> **DIRECTIVE**: Only the number is wanted: count the lines that contain "from".

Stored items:
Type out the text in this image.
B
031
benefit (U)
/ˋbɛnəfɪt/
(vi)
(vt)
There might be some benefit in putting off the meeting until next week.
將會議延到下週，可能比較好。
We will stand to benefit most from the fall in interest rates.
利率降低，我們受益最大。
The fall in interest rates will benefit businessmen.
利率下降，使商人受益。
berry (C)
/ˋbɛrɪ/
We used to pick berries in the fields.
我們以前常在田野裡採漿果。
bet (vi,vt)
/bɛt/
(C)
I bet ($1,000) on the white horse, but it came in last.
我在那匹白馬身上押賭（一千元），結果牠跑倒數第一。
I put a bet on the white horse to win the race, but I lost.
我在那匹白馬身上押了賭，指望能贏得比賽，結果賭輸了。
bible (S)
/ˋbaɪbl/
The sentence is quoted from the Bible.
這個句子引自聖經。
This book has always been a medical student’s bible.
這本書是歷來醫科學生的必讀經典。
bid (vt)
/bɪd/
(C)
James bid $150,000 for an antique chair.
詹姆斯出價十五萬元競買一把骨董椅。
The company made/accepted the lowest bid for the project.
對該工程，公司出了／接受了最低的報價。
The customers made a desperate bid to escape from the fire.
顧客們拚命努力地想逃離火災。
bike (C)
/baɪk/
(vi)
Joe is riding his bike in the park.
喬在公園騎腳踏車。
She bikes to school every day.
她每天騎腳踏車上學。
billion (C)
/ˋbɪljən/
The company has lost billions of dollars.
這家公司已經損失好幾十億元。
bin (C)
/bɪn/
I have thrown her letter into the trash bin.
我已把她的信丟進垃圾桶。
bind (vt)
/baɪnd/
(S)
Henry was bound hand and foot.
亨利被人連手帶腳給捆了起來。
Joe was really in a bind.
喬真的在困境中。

> **WRITTEN ANSWER**: 3